What is needed: Write out the data again exactly, skipping every picture.

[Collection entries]
*****
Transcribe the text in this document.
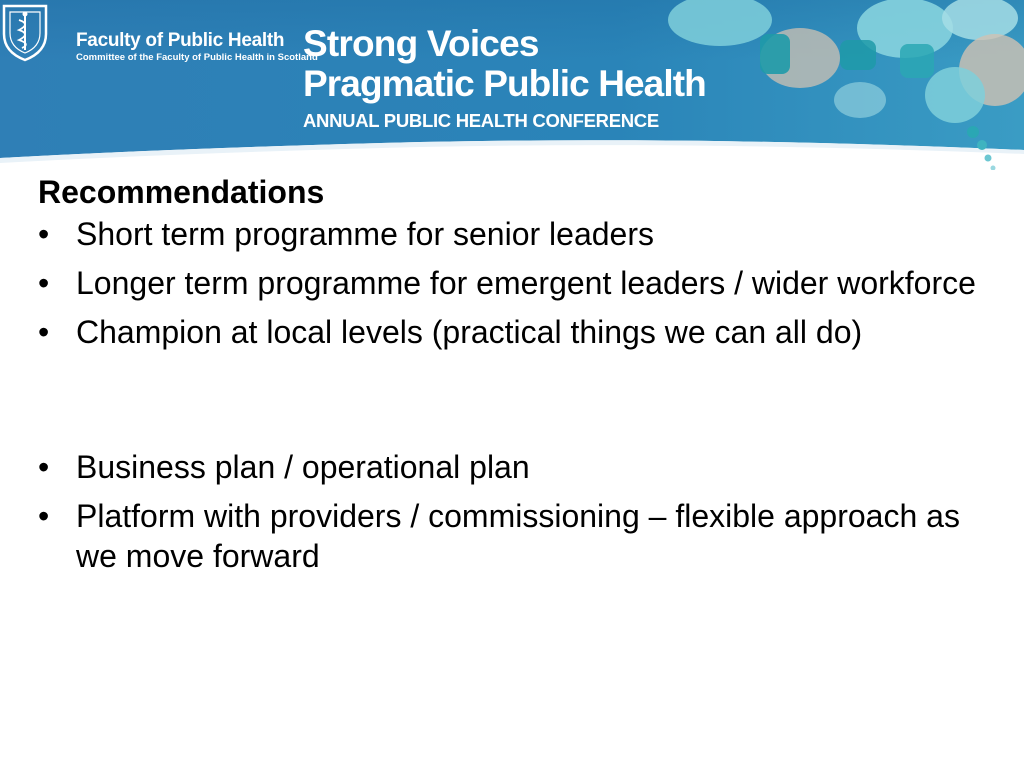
Faculty of Public Health
Committee of the Faculty of Public Health in Scotland
Strong Voices
Pragmatic Public Health
ANNUAL PUBLIC HEALTH CONFERENCE
Recommendations
• Short term programme for senior leaders
• Longer term programme for emergent leaders / wider workforce
• Champion at local levels (practical things we can all do)
• Business plan / operational plan
• Platform with providers / commissioning – flexible approach as we move forward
*****
Written reply:
Transcribe the text in this document.
Faculty of Public Health
Committee of the Faculty of Public Health in Scotland
Strong Voices
Pragmatic Public Health
ANNUAL PUBLIC HEALTH CONFERENCE
Recommendations
• Short term programme for senior leaders
• Longer term programme for emergent leaders / wider workforce
• Champion at local levels (practical things we can all do)
• Business plan / operational plan
• Platform with providers / commissioning – flexible approach as we move forward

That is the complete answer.